- Data entries for graphics:
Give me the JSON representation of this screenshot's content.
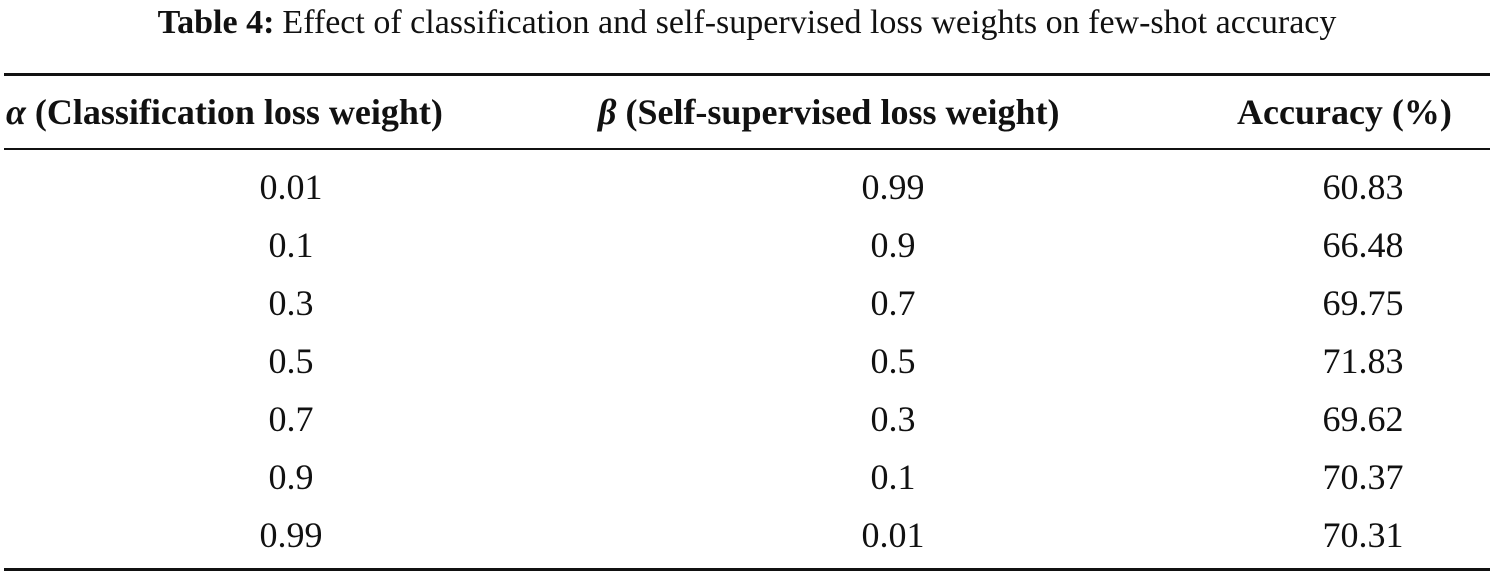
{
  "caption": {
    "label": "Table 4:",
    "text": "Effect of classification and self-supervised loss weights on few-shot accuracy"
  },
  "table": {
    "headers": {
      "alpha_symbol": "α",
      "alpha_text": " (Classification loss weight)",
      "beta_symbol": "β",
      "beta_text": " (Self-supervised loss weight)",
      "accuracy": "Accuracy (%)"
    },
    "rows": [
      {
        "alpha": "0.01",
        "beta": "0.99",
        "accuracy": "60.83"
      },
      {
        "alpha": "0.1",
        "beta": "0.9",
        "accuracy": "66.48"
      },
      {
        "alpha": "0.3",
        "beta": "0.7",
        "accuracy": "69.75"
      },
      {
        "alpha": "0.5",
        "beta": "0.5",
        "accuracy": "71.83"
      },
      {
        "alpha": "0.7",
        "beta": "0.3",
        "accuracy": "69.62"
      },
      {
        "alpha": "0.9",
        "beta": "0.1",
        "accuracy": "70.37"
      },
      {
        "alpha": "0.99",
        "beta": "0.01",
        "accuracy": "70.31"
      }
    ]
  }
}
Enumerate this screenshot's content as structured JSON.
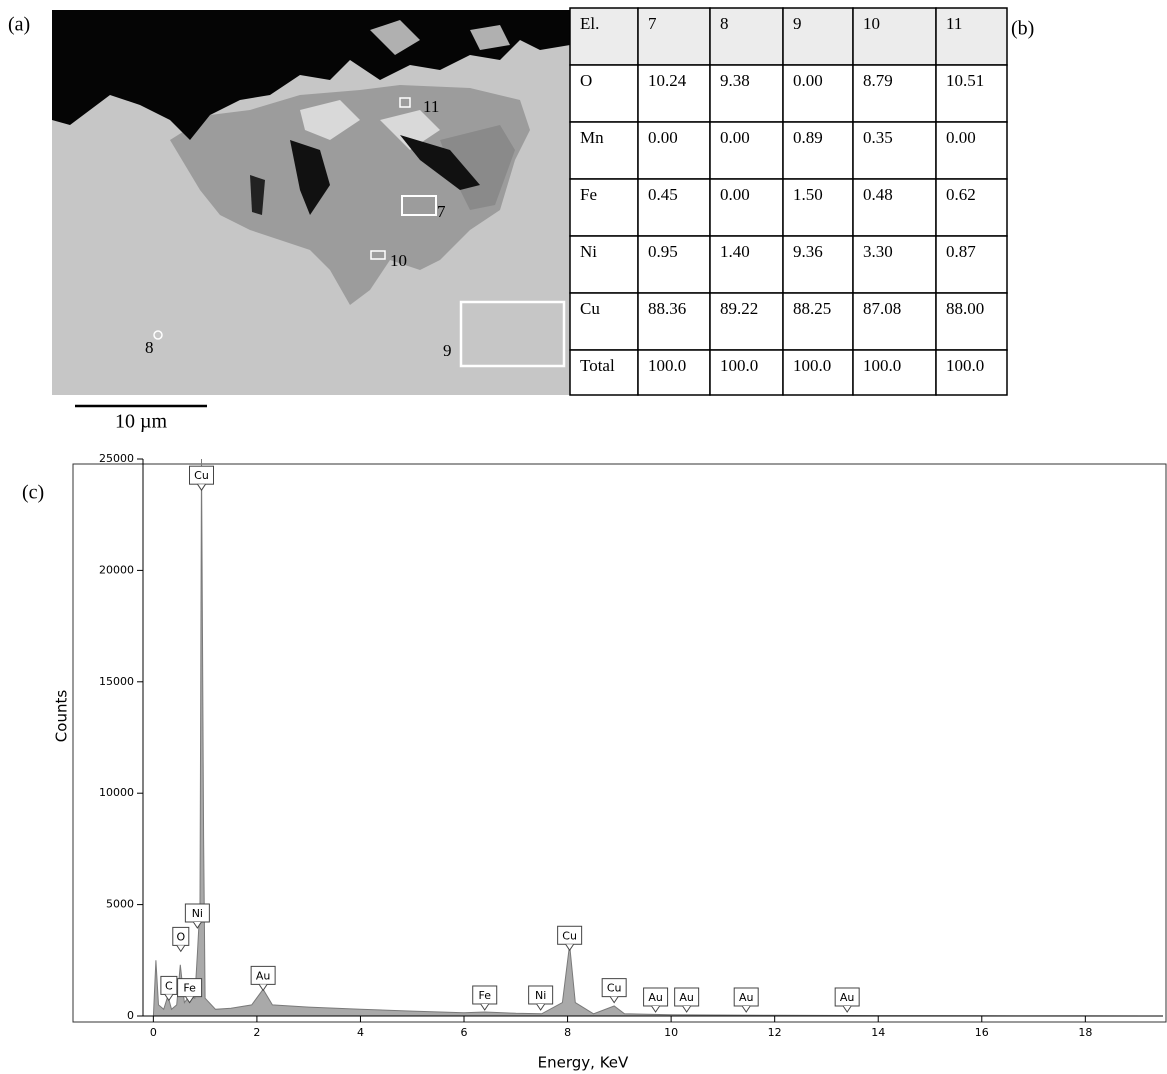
{
  "panels": {
    "a": "(a)",
    "b": "(b)",
    "c": "(c)"
  },
  "image": {
    "points": [
      "11",
      "7",
      "10",
      "8",
      "9"
    ],
    "scale_bar": "10 µm"
  },
  "table": {
    "header": [
      "El.",
      "7",
      "8",
      "9",
      "10",
      "11"
    ],
    "rows": [
      [
        "O",
        "10.24",
        "9.38",
        "0.00",
        "8.79",
        "10.51"
      ],
      [
        "Mn",
        "0.00",
        "0.00",
        "0.89",
        "0.35",
        "0.00"
      ],
      [
        "Fe",
        "0.45",
        "0.00",
        "1.50",
        "0.48",
        "0.62"
      ],
      [
        "Ni",
        "0.95",
        "1.40",
        "9.36",
        "3.30",
        "0.87"
      ],
      [
        "Cu",
        "88.36",
        "89.22",
        "88.25",
        "87.08",
        "88.00"
      ],
      [
        "Total",
        "100.0",
        "100.0",
        "100.0",
        "100.0",
        "100.0"
      ]
    ]
  },
  "chart_data": {
    "type": "area",
    "x_label": "Energy, KeV",
    "y_label": "Counts",
    "x": [
      0,
      0.05,
      0.1,
      0.2,
      0.28,
      0.35,
      0.45,
      0.52,
      0.6,
      0.7,
      0.8,
      0.85,
      0.9,
      0.93,
      0.97,
      1.0,
      1.2,
      1.5,
      1.9,
      2.12,
      2.3,
      3,
      4,
      5,
      6,
      6.4,
      7,
      7.5,
      7.9,
      8.04,
      8.15,
      8.5,
      8.9,
      9.1,
      10,
      12,
      14,
      16,
      18,
      19.5
    ],
    "values": [
      0,
      2500,
      500,
      300,
      900,
      300,
      500,
      2300,
      600,
      900,
      800,
      2800,
      5000,
      25000,
      8000,
      800,
      300,
      350,
      500,
      1200,
      500,
      400,
      300,
      220,
      150,
      180,
      120,
      100,
      600,
      3200,
      600,
      100,
      450,
      100,
      60,
      30,
      20,
      10,
      5,
      0
    ],
    "color": "#a9a9a9",
    "xlim": [
      -0.2,
      19.5
    ],
    "ylim": [
      0,
      25000
    ],
    "xticks": [
      0,
      2,
      4,
      6,
      8,
      10,
      12,
      14,
      16,
      18
    ],
    "yticks": [
      0,
      5000,
      10000,
      15000,
      20000,
      25000
    ],
    "annotations": [
      {
        "text": "Cu",
        "x": 0.93,
        "y": 23600
      },
      {
        "text": "C",
        "x": 0.3,
        "y": 700
      },
      {
        "text": "O",
        "x": 0.53,
        "y": 2900
      },
      {
        "text": "Fe",
        "x": 0.7,
        "y": 600
      },
      {
        "text": "Ni",
        "x": 0.85,
        "y": 3950
      },
      {
        "text": "Au",
        "x": 2.12,
        "y": 1150
      },
      {
        "text": "Fe",
        "x": 6.4,
        "y": 270
      },
      {
        "text": "Ni",
        "x": 7.48,
        "y": 270
      },
      {
        "text": "Cu",
        "x": 8.04,
        "y": 2950
      },
      {
        "text": "Cu",
        "x": 8.9,
        "y": 600
      },
      {
        "text": "Au",
        "x": 9.7,
        "y": 180
      },
      {
        "text": "Au",
        "x": 10.3,
        "y": 180
      },
      {
        "text": "Au",
        "x": 11.45,
        "y": 180
      },
      {
        "text": "Au",
        "x": 13.4,
        "y": 180
      }
    ]
  }
}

- TASK TO COMPLETE: Check every line of the records above for the string "loss" and say how many contain it, giving the number alone.

- FULL ANSWER: 3